§ Stated problem
Please write out the material that follows, exactly as it stands.

* start Input for this task *

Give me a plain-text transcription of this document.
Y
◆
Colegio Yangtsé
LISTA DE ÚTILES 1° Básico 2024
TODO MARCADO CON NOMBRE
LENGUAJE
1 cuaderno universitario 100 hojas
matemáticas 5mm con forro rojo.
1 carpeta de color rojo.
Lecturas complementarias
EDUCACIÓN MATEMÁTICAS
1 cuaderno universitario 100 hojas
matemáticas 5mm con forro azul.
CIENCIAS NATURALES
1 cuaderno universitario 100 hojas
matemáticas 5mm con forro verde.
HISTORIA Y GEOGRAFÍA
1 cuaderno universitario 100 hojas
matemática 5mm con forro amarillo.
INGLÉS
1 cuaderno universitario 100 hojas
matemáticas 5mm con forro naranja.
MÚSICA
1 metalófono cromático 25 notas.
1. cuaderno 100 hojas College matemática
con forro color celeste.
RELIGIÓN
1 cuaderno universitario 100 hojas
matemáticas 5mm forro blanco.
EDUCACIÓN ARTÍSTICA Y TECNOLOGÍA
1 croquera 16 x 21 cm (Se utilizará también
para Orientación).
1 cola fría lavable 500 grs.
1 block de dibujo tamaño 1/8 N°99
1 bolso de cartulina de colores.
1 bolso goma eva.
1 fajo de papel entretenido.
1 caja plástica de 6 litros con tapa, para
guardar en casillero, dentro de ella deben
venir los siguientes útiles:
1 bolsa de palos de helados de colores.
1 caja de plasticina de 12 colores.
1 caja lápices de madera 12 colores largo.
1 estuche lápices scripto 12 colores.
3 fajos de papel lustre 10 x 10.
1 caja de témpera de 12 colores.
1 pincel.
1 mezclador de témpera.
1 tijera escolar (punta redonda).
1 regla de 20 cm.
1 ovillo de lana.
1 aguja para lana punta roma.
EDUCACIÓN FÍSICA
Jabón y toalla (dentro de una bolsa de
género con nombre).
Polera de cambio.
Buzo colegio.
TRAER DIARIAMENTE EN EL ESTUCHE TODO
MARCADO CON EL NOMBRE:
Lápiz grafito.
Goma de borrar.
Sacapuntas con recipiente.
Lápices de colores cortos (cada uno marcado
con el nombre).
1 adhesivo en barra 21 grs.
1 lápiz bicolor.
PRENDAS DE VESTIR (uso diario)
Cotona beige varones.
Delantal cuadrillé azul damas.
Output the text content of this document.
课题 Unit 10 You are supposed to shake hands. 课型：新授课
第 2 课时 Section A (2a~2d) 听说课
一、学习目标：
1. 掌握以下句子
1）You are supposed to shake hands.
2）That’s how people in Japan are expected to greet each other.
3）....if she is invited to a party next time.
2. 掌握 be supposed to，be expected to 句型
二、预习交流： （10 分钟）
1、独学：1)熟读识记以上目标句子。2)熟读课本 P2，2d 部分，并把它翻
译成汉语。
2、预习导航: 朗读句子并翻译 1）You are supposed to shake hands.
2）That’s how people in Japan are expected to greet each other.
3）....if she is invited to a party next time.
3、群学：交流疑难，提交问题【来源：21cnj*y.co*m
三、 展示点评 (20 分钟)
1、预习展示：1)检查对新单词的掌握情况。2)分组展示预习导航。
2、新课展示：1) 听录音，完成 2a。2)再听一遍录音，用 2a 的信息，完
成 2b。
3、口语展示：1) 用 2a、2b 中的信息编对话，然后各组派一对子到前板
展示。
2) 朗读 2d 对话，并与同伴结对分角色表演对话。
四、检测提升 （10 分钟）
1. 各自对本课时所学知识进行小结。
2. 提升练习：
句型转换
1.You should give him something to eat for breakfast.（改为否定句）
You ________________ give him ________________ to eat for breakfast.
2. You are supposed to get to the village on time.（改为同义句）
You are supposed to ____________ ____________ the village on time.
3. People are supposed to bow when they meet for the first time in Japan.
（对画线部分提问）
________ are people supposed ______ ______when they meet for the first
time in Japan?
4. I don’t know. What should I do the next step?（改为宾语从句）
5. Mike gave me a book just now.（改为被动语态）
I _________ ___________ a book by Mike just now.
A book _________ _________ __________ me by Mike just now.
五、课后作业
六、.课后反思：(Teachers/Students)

* end Input for this task *

§ Solution
Give me a plain-text transcription of this document.
Y
◆
Colegio Yangtsé
LISTA DE ÚTILES 1° Básico 2024
TODO MARCADO CON NOMBRE
LENGUAJE
1 cuaderno universitario 100 hojas
matemáticas 5mm con forro rojo.
1 carpeta de color rojo.
Lecturas complementarias
EDUCACIÓN MATEMÁTICAS
1 cuaderno universitario 100 hojas
matemáticas 5mm con forro azul.
CIENCIAS NATURALES
1 cuaderno universitario 100 hojas
matemáticas 5mm con forro verde.
HISTORIA Y GEOGRAFÍA
1 cuaderno universitario 100 hojas
matemática 5mm con forro amarillo.
INGLÉS
1 cuaderno universitario 100 hojas
matemáticas 5mm con forro naranja.
MÚSICA
1 metalófono cromático 25 notas.
1. cuaderno 100 hojas College matemática
con forro color celeste.
RELIGIÓN
1 cuaderno universitario 100 hojas
matemáticas 5mm forro blanco.
EDUCACIÓN ARTÍSTICA Y TECNOLOGÍA
1 croquera 16 x 21 cm (Se utilizará también
para Orientación).
1 cola fría lavable 500 grs.
1 block de dibujo tamaño 1/8 N°99
1 bolso de cartulina de colores.
1 bolso goma eva.
1 fajo de papel entretenido.
1 caja plástica de 6 litros con tapa, para
guardar en casillero, dentro de ella deben
venir los siguientes útiles:
1 bolsa de palos de helados de colores.
1 caja de plasticina de 12 colores.
1 caja lápices de madera 12 colores largo.
1 estuche lápices scripto 12 colores.
3 fajos de papel lustre 10 x 10.
1 caja de témpera de 12 colores.
1 pincel.
1 mezclador de témpera.
1 tijera escolar (punta redonda).
1 regla de 20 cm.
1 ovillo de lana.
1 aguja para lana punta roma.
EDUCACIÓN FÍSICA
Jabón y toalla (dentro de una bolsa de
género con nombre).
Polera de cambio.
Buzo colegio.
TRAER DIARIAMENTE EN EL ESTUCHE TODO
MARCADO CON EL NOMBRE:
Lápiz grafito.
Goma de borrar.
Sacapuntas con recipiente.
Lápices de colores cortos (cada uno marcado
con el nombre).
1 adhesivo en barra 21 grs.
1 lápiz bicolor.
PRENDAS DE VESTIR (uso diario)
Cotona beige varones.
Delantal cuadrillé azul damas.
Output the text content of this document.
课题 Unit 10 You are supposed to shake hands. 课型：新授课
第 2 课时 Section A (2a~2d) 听说课
一、学习目标：
1. 掌握以下句子
1）You are supposed to shake hands.
2）That’s how people in Japan are expected to greet each other.
3）....if she is invited to a party next time.
2. 掌握 be supposed to，be expected to 句型
二、预习交流： （10 分钟）
1、独学：1)熟读识记以上目标句子。2)熟读课本 P2，2d 部分，并把它翻
译成汉语。
2、预习导航: 朗读句子并翻译 1）You are supposed to shake hands.
2）That’s how people in Japan are expected to greet each other.
3）....if she is invited to a party next time.
3、群学：交流疑难，提交问题【来源：21cnj*y.co*m
三、 展示点评 (20 分钟)
1、预习展示：1)检查对新单词的掌握情况。2)分组展示预习导航。
2、新课展示：1) 听录音，完成 2a。2)再听一遍录音，用 2a 的信息，完
成 2b。
3、口语展示：1) 用 2a、2b 中的信息编对话，然后各组派一对子到前板
展示。
2) 朗读 2d 对话，并与同伴结对分角色表演对话。
四、检测提升 （10 分钟）
1. 各自对本课时所学知识进行小结。
2. 提升练习：
句型转换
1.You should give him something to eat for breakfast.（改为否定句）
You ________________ give him ________________ to eat for breakfast.
2. You are supposed to get to the village on time.（改为同义句）
You are supposed to ____________ ____________ the village on time.
3. People are supposed to bow when they meet for the first time in Japan.
（对画线部分提问）
________ are people supposed ______ ______when they meet for the first
time in Japan?
4. I don’t know. What should I do the next step?（改为宾语从句）
5. Mike gave me a book just now.（改为被动语态）
I _________ ___________ a book by Mike just now.
A book _________ _________ __________ me by Mike just now.
五、课后作业
六、.课后反思：(Teachers/Students)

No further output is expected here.